• _DATASET ROWS_
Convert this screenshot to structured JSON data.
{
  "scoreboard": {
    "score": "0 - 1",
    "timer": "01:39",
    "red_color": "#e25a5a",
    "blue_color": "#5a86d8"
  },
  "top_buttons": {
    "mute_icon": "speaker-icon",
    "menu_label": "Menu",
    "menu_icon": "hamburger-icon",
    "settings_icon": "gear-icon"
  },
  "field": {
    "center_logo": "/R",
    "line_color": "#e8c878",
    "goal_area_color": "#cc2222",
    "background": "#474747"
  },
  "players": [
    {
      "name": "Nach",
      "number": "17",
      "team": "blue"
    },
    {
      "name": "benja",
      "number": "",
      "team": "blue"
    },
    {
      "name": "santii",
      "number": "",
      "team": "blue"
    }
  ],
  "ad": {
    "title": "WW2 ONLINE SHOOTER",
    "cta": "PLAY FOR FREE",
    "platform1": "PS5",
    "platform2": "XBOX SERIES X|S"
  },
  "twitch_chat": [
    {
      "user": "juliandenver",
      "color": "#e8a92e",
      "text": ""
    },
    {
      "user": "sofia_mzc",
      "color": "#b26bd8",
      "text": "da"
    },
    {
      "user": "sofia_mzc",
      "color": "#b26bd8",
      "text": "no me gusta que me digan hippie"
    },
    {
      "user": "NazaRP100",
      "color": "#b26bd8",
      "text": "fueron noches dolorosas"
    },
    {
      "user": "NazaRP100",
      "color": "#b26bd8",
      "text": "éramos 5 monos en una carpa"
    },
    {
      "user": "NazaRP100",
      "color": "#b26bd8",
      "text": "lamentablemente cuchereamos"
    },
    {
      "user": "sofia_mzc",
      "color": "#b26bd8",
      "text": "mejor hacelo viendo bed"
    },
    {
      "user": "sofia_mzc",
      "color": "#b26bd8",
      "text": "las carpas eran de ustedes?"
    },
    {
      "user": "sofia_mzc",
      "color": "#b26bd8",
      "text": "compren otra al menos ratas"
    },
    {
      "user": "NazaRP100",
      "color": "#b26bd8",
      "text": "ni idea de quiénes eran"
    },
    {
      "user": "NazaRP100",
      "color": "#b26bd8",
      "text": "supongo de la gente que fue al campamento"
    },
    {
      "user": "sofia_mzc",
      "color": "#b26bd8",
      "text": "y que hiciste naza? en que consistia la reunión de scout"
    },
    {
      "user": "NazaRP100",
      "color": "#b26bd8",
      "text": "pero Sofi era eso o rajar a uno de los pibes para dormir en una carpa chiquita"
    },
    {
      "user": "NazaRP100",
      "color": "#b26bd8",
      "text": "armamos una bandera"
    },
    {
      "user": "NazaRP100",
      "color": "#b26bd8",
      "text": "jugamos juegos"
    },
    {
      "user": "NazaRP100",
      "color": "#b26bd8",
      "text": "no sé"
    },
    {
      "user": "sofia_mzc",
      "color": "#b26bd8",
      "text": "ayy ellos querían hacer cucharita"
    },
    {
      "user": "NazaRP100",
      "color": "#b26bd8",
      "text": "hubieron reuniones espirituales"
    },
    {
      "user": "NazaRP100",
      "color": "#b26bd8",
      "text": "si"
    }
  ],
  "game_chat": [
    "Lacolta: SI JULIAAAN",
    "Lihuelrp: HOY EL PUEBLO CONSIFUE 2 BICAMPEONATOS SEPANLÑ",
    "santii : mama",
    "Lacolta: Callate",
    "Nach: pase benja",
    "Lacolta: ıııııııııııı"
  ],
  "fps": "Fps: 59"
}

• _EXERCISE PROMPT_
Set every line of the listing down word for word.

• _FINISHED ANSWER_
Convert this screenshot to structured JSON data.
{
  "scoreboard": {
    "score": "0 - 1",
    "timer": "01:39",
    "red_color": "#e25a5a",
    "blue_color": "#5a86d8"
  },
  "top_buttons": {
    "mute_icon": "speaker-icon",
    "menu_label": "Menu",
    "menu_icon": "hamburger-icon",
    "settings_icon": "gear-icon"
  },
  "field": {
    "center_logo": "/R",
    "line_color": "#e8c878",
    "goal_area_color": "#cc2222",
    "background": "#474747"
  },
  "players": [
    {
      "name": "Nach",
      "number": "17",
      "team": "blue"
    },
    {
      "name": "benja",
      "number": "",
      "team": "blue"
    },
    {
      "name": "santii",
      "number": "",
      "team": "blue"
    }
  ],
  "ad": {
    "title": "WW2 ONLINE SHOOTER",
    "cta": "PLAY FOR FREE",
    "platform1": "PS5",
    "platform2": "XBOX SERIES X|S"
  },
  "twitch_chat": [
    {
      "user": "juliandenver",
      "color": "#e8a92e",
      "text": ""
    },
    {
      "user": "sofia_mzc",
      "color": "#b26bd8",
      "text": "da"
    },
    {
      "user": "sofia_mzc",
      "color": "#b26bd8",
      "text": "no me gusta que me digan hippie"
    },
    {
      "user": "NazaRP100",
      "color": "#b26bd8",
      "text": "fueron noches dolorosas"
    },
    {
      "user": "NazaRP100",
      "color": "#b26bd8",
      "text": "éramos 5 monos en una carpa"
    },
    {
      "user": "NazaRP100",
      "color": "#b26bd8",
      "text": "lamentablemente cuchereamos"
    },
    {
      "user": "sofia_mzc",
      "color": "#b26bd8",
      "text": "mejor hacelo viendo bed"
    },
    {
      "user": "sofia_mzc",
      "color": "#b26bd8",
      "text": "las carpas eran de ustedes?"
    },
    {
      "user": "sofia_mzc",
      "color": "#b26bd8",
      "text": "compren otra al menos ratas"
    },
    {
      "user": "NazaRP100",
      "color": "#b26bd8",
      "text": "ni idea de quiénes eran"
    },
    {
      "user": "NazaRP100",
      "color": "#b26bd8",
      "text": "supongo de la gente que fue al campamento"
    },
    {
      "user": "sofia_mzc",
      "color": "#b26bd8",
      "text": "y que hiciste naza? en que consistia la reunión de scout"
    },
    {
      "user": "NazaRP100",
      "color": "#b26bd8",
      "text": "pero Sofi era eso o rajar a uno de los pibes para dormir en una carpa chiquita"
    },
    {
      "user": "NazaRP100",
      "color": "#b26bd8",
      "text": "armamos una bandera"
    },
    {
      "user": "NazaRP100",
      "color": "#b26bd8",
      "text": "jugamos juegos"
    },
    {
      "user": "NazaRP100",
      "color": "#b26bd8",
      "text": "no sé"
    },
    {
      "user": "sofia_mzc",
      "color": "#b26bd8",
      "text": "ayy ellos querían hacer cucharita"
    },
    {
      "user": "NazaRP100",
      "color": "#b26bd8",
      "text": "hubieron reuniones espirituales"
    },
    {
      "user": "NazaRP100",
      "color": "#b26bd8",
      "text": "si"
    }
  ],
  "game_chat": [
    "Lacolta: SI JULIAAAN",
    "Lihuelrp: HOY EL PUEBLO CONSIFUE 2 BICAMPEONATOS SEPANLÑ",
    "santii : mama",
    "Lacolta: Callate",
    "Nach: pase benja",
    "Lacolta: ıııııııııııı"
  ],
  "fps": "Fps: 59"
}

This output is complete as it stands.